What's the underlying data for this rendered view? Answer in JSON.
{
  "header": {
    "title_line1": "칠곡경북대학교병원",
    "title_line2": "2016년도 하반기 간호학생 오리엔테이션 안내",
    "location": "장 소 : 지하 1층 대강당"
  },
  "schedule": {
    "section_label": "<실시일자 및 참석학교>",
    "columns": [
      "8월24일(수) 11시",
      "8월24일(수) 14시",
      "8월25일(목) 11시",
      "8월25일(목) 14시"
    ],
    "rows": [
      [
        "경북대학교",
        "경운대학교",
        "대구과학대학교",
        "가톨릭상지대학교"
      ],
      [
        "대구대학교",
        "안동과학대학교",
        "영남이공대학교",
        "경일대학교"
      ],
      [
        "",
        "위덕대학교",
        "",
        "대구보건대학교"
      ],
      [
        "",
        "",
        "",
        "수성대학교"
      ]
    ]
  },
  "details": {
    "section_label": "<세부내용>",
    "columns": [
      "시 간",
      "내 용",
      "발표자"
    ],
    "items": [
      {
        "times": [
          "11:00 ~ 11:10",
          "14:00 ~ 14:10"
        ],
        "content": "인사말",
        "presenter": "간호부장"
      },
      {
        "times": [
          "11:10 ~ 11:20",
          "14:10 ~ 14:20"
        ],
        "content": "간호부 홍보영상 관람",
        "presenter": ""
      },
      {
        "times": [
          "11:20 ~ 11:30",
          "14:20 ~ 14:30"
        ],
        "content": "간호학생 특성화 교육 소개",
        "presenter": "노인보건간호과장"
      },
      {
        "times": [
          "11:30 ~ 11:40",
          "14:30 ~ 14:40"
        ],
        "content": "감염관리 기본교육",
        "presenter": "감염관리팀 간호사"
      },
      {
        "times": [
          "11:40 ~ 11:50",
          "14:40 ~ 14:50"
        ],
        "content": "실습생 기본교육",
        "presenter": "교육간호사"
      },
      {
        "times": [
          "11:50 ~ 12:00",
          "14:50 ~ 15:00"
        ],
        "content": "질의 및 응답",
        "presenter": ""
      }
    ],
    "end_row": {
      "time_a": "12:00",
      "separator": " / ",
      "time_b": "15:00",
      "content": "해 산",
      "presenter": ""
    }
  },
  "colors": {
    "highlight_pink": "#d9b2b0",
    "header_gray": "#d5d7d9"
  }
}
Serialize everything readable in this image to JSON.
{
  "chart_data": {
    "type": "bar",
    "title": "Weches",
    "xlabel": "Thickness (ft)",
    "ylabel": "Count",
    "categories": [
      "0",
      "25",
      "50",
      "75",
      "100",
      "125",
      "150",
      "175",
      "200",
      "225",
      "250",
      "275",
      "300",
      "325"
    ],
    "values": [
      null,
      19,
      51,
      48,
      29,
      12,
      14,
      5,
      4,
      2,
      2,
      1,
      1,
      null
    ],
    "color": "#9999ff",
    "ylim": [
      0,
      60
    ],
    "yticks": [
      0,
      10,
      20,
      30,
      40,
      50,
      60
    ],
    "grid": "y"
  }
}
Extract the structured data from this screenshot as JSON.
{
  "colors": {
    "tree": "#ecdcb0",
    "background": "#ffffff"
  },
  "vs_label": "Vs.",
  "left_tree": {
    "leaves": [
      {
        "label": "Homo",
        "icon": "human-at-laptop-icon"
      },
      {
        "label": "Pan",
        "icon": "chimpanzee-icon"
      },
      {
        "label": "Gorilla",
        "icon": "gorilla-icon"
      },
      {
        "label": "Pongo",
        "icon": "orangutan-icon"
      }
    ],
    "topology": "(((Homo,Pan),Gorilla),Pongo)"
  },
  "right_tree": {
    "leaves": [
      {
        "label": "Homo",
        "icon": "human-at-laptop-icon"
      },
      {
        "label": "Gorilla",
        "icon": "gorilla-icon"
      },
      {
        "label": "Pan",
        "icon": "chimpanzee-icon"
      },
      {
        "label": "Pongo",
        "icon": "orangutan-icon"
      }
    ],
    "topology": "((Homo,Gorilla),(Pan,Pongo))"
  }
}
================
Print again each line of the listing above, exactly as it appears.

_Final result_.
What's the underlying data for this rendered view? Answer in JSON.
{
  "header": {
    "title_line1": "칠곡경북대학교병원",
    "title_line2": "2016년도 하반기 간호학생 오리엔테이션 안내",
    "location": "장 소 : 지하 1층 대강당"
  },
  "schedule": {
    "section_label": "<실시일자 및 참석학교>",
    "columns": [
      "8월24일(수) 11시",
      "8월24일(수) 14시",
      "8월25일(목) 11시",
      "8월25일(목) 14시"
    ],
    "rows": [
      [
        "경북대학교",
        "경운대학교",
        "대구과학대학교",
        "가톨릭상지대학교"
      ],
      [
        "대구대학교",
        "안동과학대학교",
        "영남이공대학교",
        "경일대학교"
      ],
      [
        "",
        "위덕대학교",
        "",
        "대구보건대학교"
      ],
      [
        "",
        "",
        "",
        "수성대학교"
      ]
    ]
  },
  "details": {
    "section_label": "<세부내용>",
    "columns": [
      "시 간",
      "내 용",
      "발표자"
    ],
    "items": [
      {
        "times": [
          "11:00 ~ 11:10",
          "14:00 ~ 14:10"
        ],
        "content": "인사말",
        "presenter": "간호부장"
      },
      {
        "times": [
          "11:10 ~ 11:20",
          "14:10 ~ 14:20"
        ],
        "content": "간호부 홍보영상 관람",
        "presenter": ""
      },
      {
        "times": [
          "11:20 ~ 11:30",
          "14:20 ~ 14:30"
        ],
        "content": "간호학생 특성화 교육 소개",
        "presenter": "노인보건간호과장"
      },
      {
        "times": [
          "11:30 ~ 11:40",
          "14:30 ~ 14:40"
        ],
        "content": "감염관리 기본교육",
        "presenter": "감염관리팀 간호사"
      },
      {
        "times": [
          "11:40 ~ 11:50",
          "14:40 ~ 14:50"
        ],
        "content": "실습생 기본교육",
        "presenter": "교육간호사"
      },
      {
        "times": [
          "11:50 ~ 12:00",
          "14:50 ~ 15:00"
        ],
        "content": "질의 및 응답",
        "presenter": ""
      }
    ],
    "end_row": {
      "time_a": "12:00",
      "separator": " / ",
      "time_b": "15:00",
      "content": "해 산",
      "presenter": ""
    }
  },
  "colors": {
    "highlight_pink": "#d9b2b0",
    "header_gray": "#d5d7d9"
  }
}
Serialize everything readable in this image to JSON.
{
  "chart_data": {
    "type": "bar",
    "title": "Weches",
    "xlabel": "Thickness (ft)",
    "ylabel": "Count",
    "categories": [
      "0",
      "25",
      "50",
      "75",
      "100",
      "125",
      "150",
      "175",
      "200",
      "225",
      "250",
      "275",
      "300",
      "325"
    ],
    "values": [
      null,
      19,
      51,
      48,
      29,
      12,
      14,
      5,
      4,
      2,
      2,
      1,
      1,
      null
    ],
    "color": "#9999ff",
    "ylim": [
      0,
      60
    ],
    "yticks": [
      0,
      10,
      20,
      30,
      40,
      50,
      60
    ],
    "grid": "y"
  }
}
Extract the structured data from this screenshot as JSON.
{
  "colors": {
    "tree": "#ecdcb0",
    "background": "#ffffff"
  },
  "vs_label": "Vs.",
  "left_tree": {
    "leaves": [
      {
        "label": "Homo",
        "icon": "human-at-laptop-icon"
      },
      {
        "label": "Pan",
        "icon": "chimpanzee-icon"
      },
      {
        "label": "Gorilla",
        "icon": "gorilla-icon"
      },
      {
        "label": "Pongo",
        "icon": "orangutan-icon"
      }
    ],
    "topology": "(((Homo,Pan),Gorilla),Pongo)"
  },
  "right_tree": {
    "leaves": [
      {
        "label": "Homo",
        "icon": "human-at-laptop-icon"
      },
      {
        "label": "Gorilla",
        "icon": "gorilla-icon"
      },
      {
        "label": "Pan",
        "icon": "chimpanzee-icon"
      },
      {
        "label": "Pongo",
        "icon": "orangutan-icon"
      }
    ],
    "topology": "((Homo,Gorilla),(Pan,Pongo))"
  }
}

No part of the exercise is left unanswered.